Records from a data source:

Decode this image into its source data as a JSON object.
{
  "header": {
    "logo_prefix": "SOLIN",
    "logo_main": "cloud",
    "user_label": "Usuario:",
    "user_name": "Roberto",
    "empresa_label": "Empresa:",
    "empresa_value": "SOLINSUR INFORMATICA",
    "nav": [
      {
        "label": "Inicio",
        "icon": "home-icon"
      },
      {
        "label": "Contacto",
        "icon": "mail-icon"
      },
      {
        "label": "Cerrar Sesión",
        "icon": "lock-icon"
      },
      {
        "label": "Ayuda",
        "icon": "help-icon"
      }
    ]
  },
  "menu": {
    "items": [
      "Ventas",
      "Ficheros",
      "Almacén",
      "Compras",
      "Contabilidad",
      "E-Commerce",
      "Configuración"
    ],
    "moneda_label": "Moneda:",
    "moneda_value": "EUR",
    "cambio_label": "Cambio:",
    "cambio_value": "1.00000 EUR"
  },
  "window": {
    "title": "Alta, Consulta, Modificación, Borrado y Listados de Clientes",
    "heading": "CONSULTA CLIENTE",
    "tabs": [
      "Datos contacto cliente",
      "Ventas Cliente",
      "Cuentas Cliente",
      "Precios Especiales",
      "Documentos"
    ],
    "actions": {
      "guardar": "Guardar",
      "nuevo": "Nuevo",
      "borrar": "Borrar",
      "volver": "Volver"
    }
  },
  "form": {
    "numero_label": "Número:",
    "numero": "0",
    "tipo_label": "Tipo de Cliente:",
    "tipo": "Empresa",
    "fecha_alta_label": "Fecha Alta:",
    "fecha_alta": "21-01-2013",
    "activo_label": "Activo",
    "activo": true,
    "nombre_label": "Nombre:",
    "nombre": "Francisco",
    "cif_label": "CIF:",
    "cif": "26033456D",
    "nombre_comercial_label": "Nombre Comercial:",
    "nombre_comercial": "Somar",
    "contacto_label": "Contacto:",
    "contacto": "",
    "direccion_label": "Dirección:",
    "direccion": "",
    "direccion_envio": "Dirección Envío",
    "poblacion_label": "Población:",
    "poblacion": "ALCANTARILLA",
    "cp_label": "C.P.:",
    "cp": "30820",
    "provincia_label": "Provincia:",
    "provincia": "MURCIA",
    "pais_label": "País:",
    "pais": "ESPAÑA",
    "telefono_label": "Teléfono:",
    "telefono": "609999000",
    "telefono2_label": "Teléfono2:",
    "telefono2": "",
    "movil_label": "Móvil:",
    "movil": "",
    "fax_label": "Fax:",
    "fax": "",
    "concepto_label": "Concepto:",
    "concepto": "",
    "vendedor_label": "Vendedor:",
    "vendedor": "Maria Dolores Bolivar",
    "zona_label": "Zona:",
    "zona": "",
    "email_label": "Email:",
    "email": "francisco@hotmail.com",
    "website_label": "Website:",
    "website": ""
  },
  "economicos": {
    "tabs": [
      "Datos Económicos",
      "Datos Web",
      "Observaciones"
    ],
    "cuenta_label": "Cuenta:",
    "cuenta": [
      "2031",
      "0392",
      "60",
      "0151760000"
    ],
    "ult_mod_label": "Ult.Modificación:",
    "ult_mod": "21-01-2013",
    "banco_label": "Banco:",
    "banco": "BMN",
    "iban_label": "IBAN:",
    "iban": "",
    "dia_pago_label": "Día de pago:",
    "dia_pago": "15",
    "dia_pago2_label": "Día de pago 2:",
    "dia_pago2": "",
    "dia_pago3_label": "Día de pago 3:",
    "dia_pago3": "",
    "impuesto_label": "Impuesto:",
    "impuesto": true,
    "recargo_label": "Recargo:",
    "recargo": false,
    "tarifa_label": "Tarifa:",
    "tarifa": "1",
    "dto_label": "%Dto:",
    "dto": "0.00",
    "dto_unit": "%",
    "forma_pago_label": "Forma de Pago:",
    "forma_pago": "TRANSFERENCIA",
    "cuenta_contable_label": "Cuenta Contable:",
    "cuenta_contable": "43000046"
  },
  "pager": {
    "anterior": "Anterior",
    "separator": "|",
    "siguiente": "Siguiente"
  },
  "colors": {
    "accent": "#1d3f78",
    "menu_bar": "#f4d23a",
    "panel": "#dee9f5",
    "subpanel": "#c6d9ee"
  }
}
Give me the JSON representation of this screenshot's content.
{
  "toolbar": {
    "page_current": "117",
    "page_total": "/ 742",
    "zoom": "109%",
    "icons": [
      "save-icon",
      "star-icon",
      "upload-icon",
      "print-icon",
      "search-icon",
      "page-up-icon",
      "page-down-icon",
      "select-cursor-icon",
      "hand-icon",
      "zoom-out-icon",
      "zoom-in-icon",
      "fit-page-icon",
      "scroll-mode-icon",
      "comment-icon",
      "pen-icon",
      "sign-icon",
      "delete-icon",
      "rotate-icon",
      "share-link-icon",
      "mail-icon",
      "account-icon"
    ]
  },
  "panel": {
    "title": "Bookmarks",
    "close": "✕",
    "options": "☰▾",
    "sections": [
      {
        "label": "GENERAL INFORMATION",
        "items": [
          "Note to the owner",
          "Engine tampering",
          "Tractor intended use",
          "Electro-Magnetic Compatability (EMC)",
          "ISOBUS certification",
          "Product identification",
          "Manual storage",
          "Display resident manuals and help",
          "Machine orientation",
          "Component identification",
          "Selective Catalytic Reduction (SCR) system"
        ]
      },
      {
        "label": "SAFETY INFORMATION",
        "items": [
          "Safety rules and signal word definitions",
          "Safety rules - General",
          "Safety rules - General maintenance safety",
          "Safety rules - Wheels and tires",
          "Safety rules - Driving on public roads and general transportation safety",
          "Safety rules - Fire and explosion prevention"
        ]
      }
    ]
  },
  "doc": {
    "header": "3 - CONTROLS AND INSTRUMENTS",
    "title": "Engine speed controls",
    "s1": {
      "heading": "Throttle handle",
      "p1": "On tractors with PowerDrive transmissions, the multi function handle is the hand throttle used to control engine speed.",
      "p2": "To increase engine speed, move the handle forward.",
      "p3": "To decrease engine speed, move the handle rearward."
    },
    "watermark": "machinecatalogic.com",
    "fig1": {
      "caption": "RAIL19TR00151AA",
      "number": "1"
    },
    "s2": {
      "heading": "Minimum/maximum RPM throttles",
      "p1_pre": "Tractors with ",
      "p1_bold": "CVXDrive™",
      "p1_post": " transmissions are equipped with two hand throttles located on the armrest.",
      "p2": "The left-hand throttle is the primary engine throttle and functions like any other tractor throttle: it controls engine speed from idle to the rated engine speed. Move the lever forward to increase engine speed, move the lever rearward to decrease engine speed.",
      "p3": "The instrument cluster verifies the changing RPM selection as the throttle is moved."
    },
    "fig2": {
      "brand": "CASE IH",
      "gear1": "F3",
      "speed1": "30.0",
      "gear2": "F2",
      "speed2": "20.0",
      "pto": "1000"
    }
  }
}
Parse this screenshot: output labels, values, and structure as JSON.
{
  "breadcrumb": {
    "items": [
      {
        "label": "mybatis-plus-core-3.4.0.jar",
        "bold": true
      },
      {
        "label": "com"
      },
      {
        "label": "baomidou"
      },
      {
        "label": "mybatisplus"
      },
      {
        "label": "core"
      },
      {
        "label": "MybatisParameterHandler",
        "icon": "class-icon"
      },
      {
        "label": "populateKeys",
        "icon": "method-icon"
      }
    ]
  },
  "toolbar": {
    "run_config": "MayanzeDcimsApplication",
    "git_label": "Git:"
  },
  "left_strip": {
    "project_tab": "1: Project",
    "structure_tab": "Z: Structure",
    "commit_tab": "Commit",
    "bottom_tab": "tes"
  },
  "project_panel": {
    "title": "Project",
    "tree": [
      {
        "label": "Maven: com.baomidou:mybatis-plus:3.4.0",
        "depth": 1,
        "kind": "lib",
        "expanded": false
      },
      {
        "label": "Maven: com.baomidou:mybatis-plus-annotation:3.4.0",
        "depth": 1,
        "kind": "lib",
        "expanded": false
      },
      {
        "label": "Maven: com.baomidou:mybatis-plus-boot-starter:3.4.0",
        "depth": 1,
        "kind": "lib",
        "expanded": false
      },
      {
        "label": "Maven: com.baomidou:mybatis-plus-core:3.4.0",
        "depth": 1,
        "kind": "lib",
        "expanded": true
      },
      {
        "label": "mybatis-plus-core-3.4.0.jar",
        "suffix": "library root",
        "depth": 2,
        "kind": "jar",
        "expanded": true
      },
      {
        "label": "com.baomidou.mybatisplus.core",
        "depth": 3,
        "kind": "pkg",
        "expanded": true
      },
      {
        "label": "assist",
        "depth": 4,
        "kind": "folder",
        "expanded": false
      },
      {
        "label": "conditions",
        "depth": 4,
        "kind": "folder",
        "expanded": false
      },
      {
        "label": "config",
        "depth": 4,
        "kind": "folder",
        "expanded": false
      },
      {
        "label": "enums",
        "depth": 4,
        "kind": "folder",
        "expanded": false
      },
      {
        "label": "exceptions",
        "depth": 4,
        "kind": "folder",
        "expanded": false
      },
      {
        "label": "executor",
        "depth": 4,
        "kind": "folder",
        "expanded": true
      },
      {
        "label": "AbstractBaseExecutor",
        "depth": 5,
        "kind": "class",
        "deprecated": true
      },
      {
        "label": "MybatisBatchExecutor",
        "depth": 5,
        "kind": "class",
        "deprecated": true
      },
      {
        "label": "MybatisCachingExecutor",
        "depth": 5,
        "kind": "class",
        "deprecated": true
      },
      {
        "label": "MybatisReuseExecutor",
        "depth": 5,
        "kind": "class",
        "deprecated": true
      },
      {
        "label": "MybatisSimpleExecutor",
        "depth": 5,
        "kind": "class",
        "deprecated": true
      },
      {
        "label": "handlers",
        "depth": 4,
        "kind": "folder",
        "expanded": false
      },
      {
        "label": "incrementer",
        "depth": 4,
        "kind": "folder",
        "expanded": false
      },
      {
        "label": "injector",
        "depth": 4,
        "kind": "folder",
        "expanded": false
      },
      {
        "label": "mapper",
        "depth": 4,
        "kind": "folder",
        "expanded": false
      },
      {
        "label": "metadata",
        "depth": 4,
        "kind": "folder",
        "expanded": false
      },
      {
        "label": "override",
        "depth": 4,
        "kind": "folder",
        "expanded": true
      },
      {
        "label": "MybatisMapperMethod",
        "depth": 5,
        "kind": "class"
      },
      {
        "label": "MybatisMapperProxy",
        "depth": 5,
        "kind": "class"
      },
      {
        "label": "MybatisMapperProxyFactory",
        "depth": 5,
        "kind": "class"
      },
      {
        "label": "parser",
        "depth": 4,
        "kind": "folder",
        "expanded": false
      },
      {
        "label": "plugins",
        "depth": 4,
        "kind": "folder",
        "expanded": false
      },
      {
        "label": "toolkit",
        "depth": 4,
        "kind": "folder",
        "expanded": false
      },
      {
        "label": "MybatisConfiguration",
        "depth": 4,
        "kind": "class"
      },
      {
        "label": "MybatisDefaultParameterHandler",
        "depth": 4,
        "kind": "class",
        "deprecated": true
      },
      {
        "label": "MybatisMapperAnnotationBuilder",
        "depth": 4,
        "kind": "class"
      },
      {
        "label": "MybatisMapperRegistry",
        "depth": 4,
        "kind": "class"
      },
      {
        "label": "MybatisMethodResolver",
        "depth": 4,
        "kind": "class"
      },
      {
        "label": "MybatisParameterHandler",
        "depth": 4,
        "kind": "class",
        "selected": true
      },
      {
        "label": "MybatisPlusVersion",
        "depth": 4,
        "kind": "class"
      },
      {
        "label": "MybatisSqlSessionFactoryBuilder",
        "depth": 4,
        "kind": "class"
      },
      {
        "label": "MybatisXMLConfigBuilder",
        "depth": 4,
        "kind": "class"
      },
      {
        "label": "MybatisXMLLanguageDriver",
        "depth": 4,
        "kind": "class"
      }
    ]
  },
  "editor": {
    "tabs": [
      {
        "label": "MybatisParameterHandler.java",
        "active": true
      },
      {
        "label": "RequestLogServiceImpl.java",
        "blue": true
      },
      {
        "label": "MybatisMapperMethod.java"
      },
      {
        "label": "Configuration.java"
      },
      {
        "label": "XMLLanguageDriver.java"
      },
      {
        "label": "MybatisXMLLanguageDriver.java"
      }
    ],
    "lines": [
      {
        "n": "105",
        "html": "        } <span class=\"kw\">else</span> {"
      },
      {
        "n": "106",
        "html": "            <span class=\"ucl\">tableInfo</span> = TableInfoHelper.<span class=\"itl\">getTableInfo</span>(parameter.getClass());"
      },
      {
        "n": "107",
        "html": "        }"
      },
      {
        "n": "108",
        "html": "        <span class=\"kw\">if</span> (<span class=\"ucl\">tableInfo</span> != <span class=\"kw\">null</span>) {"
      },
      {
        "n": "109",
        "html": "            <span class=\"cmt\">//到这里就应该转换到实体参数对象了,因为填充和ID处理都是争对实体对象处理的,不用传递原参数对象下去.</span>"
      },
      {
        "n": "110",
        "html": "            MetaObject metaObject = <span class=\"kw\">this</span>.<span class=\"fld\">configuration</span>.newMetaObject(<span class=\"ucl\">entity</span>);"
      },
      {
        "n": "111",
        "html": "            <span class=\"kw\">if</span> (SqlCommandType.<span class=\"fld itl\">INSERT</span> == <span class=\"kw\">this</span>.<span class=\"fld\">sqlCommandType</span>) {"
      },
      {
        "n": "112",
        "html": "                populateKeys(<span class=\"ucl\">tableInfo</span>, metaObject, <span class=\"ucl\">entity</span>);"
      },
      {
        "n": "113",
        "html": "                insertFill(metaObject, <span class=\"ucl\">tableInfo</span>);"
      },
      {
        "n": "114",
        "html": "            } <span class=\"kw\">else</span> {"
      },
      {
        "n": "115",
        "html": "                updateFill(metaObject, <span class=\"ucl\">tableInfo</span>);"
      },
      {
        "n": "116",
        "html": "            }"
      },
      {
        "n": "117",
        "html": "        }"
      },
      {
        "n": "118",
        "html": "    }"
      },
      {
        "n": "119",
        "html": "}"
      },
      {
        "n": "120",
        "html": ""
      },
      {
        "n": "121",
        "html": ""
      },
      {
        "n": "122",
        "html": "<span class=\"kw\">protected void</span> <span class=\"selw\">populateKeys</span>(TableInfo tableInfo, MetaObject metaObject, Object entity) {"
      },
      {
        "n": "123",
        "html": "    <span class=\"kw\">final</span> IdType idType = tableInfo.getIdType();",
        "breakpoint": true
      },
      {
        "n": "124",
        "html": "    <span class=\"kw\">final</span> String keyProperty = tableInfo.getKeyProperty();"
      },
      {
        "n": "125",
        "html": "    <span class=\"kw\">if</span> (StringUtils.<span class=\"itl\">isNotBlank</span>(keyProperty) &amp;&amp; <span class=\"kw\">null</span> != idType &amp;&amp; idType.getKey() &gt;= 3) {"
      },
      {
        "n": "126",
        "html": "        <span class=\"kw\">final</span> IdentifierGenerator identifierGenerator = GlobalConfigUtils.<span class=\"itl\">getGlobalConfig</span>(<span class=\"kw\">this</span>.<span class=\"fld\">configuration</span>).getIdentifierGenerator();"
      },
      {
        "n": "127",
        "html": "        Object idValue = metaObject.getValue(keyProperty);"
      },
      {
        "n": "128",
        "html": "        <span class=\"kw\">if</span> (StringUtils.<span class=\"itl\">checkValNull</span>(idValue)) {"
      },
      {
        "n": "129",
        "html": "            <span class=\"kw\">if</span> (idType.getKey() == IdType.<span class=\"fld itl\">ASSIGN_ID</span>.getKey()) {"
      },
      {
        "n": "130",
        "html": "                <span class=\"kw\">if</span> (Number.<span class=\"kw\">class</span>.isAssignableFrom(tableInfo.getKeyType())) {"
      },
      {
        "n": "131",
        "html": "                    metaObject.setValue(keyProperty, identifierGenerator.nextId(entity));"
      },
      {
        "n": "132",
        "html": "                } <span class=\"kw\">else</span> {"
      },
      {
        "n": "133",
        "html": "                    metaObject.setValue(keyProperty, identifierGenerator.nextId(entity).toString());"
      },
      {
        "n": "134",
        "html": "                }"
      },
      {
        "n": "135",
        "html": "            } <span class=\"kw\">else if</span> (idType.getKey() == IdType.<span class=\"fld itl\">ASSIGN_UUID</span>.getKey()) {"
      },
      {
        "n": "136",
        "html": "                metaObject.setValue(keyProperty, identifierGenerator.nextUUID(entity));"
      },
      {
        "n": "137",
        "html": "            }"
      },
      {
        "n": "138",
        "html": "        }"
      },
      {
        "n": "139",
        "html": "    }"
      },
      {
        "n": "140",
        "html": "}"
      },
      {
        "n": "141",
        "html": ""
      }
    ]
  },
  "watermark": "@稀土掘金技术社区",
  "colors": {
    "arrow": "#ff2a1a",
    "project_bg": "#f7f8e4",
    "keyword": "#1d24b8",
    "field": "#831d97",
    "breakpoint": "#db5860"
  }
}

Short task:
Identify each line in the records above containing the word "INFORMATION"; copy those lines.

Problem solution:
        "label": "GENERAL INFORMATION",
        "label": "SAFETY INFORMATION",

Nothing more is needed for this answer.